- WRITTEN EXERCISE: Write out the listing below exactly, and omit any images you find in it.

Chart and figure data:
******************************

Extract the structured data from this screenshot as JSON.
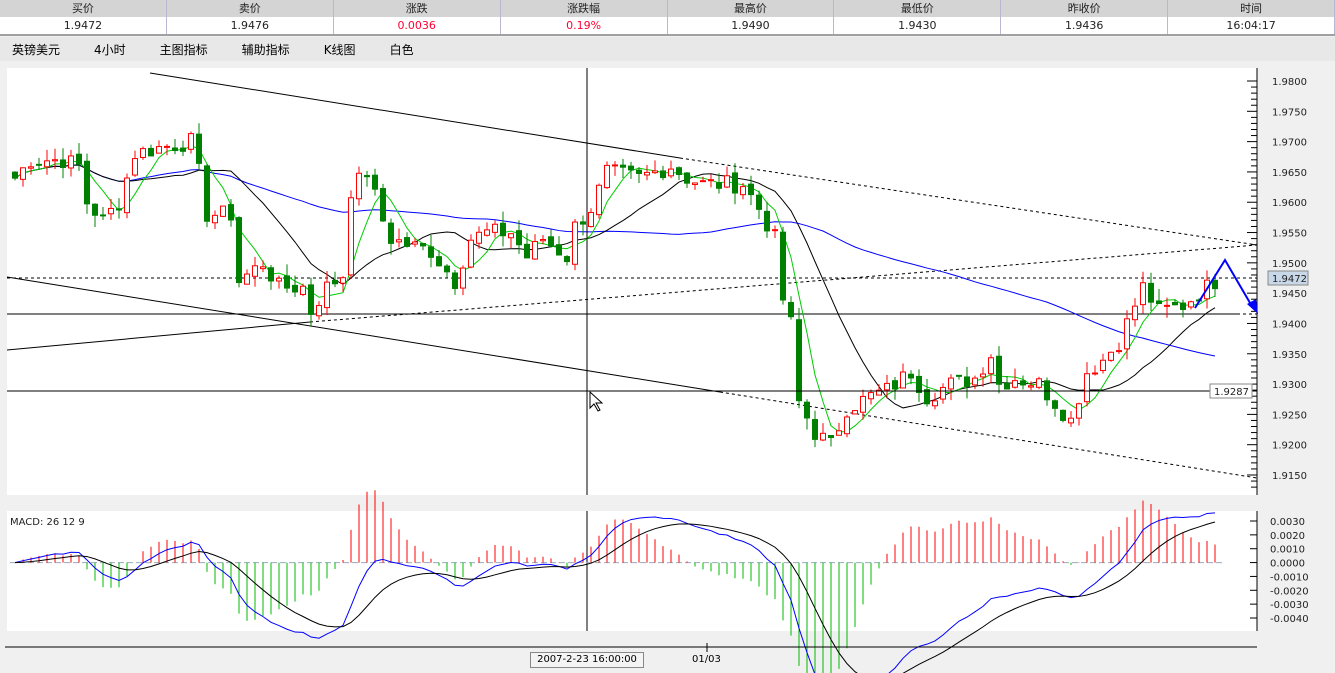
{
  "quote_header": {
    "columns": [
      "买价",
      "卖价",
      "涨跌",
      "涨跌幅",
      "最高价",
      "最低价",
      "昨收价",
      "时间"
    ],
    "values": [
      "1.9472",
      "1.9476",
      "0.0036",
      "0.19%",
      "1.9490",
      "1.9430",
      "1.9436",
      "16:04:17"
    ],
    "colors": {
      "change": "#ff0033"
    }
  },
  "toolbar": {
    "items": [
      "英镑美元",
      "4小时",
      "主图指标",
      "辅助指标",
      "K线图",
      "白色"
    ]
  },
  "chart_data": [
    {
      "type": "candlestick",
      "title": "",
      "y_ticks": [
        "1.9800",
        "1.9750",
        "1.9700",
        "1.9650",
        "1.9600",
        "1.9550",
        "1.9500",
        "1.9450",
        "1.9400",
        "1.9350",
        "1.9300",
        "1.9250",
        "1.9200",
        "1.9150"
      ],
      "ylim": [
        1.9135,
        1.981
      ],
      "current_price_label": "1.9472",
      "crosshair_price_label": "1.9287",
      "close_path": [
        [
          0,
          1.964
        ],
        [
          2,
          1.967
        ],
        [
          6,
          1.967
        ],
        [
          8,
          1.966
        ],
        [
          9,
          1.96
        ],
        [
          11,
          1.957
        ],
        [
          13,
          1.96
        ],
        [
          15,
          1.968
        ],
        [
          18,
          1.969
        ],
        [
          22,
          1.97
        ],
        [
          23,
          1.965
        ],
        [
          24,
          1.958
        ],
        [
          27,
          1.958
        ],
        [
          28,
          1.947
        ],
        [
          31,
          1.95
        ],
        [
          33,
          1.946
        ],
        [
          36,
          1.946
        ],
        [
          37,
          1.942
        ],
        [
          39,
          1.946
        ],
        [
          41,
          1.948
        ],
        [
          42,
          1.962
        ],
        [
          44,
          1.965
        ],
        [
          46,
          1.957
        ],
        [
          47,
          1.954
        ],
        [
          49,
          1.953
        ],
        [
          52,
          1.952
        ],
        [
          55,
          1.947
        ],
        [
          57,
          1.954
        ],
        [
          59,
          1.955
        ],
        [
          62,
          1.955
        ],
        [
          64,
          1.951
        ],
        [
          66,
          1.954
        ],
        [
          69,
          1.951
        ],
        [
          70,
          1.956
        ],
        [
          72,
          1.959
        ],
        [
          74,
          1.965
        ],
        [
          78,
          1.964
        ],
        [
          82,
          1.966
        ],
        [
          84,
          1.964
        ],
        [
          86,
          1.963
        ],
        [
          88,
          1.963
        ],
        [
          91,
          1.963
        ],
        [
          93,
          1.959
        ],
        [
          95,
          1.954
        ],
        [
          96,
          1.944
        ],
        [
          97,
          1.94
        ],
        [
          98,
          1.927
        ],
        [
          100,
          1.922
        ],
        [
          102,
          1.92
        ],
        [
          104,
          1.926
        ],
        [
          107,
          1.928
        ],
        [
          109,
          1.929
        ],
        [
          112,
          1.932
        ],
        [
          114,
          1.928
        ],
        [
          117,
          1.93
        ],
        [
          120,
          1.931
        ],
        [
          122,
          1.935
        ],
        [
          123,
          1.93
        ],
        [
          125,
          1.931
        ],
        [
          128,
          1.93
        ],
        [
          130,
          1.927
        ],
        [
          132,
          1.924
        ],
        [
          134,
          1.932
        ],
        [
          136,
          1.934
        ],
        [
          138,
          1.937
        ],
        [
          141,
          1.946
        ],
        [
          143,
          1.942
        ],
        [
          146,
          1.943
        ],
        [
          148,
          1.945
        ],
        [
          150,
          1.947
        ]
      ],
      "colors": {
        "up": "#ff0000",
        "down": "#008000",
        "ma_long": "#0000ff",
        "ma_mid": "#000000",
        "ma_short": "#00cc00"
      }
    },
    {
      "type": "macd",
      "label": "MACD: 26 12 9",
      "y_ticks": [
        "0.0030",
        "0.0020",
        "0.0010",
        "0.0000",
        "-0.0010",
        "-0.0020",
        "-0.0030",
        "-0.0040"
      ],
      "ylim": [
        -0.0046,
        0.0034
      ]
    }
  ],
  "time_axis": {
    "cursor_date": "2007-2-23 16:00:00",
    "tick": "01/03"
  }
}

******************************

- THE REPLY:
Extract the structured data from this screenshot as JSON.
{
  "quote_header": {
    "columns": [
      "买价",
      "卖价",
      "涨跌",
      "涨跌幅",
      "最高价",
      "最低价",
      "昨收价",
      "时间"
    ],
    "values": [
      "1.9472",
      "1.9476",
      "0.0036",
      "0.19%",
      "1.9490",
      "1.9430",
      "1.9436",
      "16:04:17"
    ],
    "colors": {
      "change": "#ff0033"
    }
  },
  "toolbar": {
    "items": [
      "英镑美元",
      "4小时",
      "主图指标",
      "辅助指标",
      "K线图",
      "白色"
    ]
  },
  "chart_data": [
    {
      "type": "candlestick",
      "title": "",
      "y_ticks": [
        "1.9800",
        "1.9750",
        "1.9700",
        "1.9650",
        "1.9600",
        "1.9550",
        "1.9500",
        "1.9450",
        "1.9400",
        "1.9350",
        "1.9300",
        "1.9250",
        "1.9200",
        "1.9150"
      ],
      "ylim": [
        1.9135,
        1.981
      ],
      "current_price_label": "1.9472",
      "crosshair_price_label": "1.9287",
      "close_path": [
        [
          0,
          1.964
        ],
        [
          2,
          1.967
        ],
        [
          6,
          1.967
        ],
        [
          8,
          1.966
        ],
        [
          9,
          1.96
        ],
        [
          11,
          1.957
        ],
        [
          13,
          1.96
        ],
        [
          15,
          1.968
        ],
        [
          18,
          1.969
        ],
        [
          22,
          1.97
        ],
        [
          23,
          1.965
        ],
        [
          24,
          1.958
        ],
        [
          27,
          1.958
        ],
        [
          28,
          1.947
        ],
        [
          31,
          1.95
        ],
        [
          33,
          1.946
        ],
        [
          36,
          1.946
        ],
        [
          37,
          1.942
        ],
        [
          39,
          1.946
        ],
        [
          41,
          1.948
        ],
        [
          42,
          1.962
        ],
        [
          44,
          1.965
        ],
        [
          46,
          1.957
        ],
        [
          47,
          1.954
        ],
        [
          49,
          1.953
        ],
        [
          52,
          1.952
        ],
        [
          55,
          1.947
        ],
        [
          57,
          1.954
        ],
        [
          59,
          1.955
        ],
        [
          62,
          1.955
        ],
        [
          64,
          1.951
        ],
        [
          66,
          1.954
        ],
        [
          69,
          1.951
        ],
        [
          70,
          1.956
        ],
        [
          72,
          1.959
        ],
        [
          74,
          1.965
        ],
        [
          78,
          1.964
        ],
        [
          82,
          1.966
        ],
        [
          84,
          1.964
        ],
        [
          86,
          1.963
        ],
        [
          88,
          1.963
        ],
        [
          91,
          1.963
        ],
        [
          93,
          1.959
        ],
        [
          95,
          1.954
        ],
        [
          96,
          1.944
        ],
        [
          97,
          1.94
        ],
        [
          98,
          1.927
        ],
        [
          100,
          1.922
        ],
        [
          102,
          1.92
        ],
        [
          104,
          1.926
        ],
        [
          107,
          1.928
        ],
        [
          109,
          1.929
        ],
        [
          112,
          1.932
        ],
        [
          114,
          1.928
        ],
        [
          117,
          1.93
        ],
        [
          120,
          1.931
        ],
        [
          122,
          1.935
        ],
        [
          123,
          1.93
        ],
        [
          125,
          1.931
        ],
        [
          128,
          1.93
        ],
        [
          130,
          1.927
        ],
        [
          132,
          1.924
        ],
        [
          134,
          1.932
        ],
        [
          136,
          1.934
        ],
        [
          138,
          1.937
        ],
        [
          141,
          1.946
        ],
        [
          143,
          1.942
        ],
        [
          146,
          1.943
        ],
        [
          148,
          1.945
        ],
        [
          150,
          1.947
        ]
      ],
      "colors": {
        "up": "#ff0000",
        "down": "#008000",
        "ma_long": "#0000ff",
        "ma_mid": "#000000",
        "ma_short": "#00cc00"
      }
    },
    {
      "type": "macd",
      "label": "MACD: 26 12 9",
      "y_ticks": [
        "0.0030",
        "0.0020",
        "0.0010",
        "0.0000",
        "-0.0010",
        "-0.0020",
        "-0.0030",
        "-0.0040"
      ],
      "ylim": [
        -0.0046,
        0.0034
      ]
    }
  ],
  "time_axis": {
    "cursor_date": "2007-2-23 16:00:00",
    "tick": "01/03"
  }
}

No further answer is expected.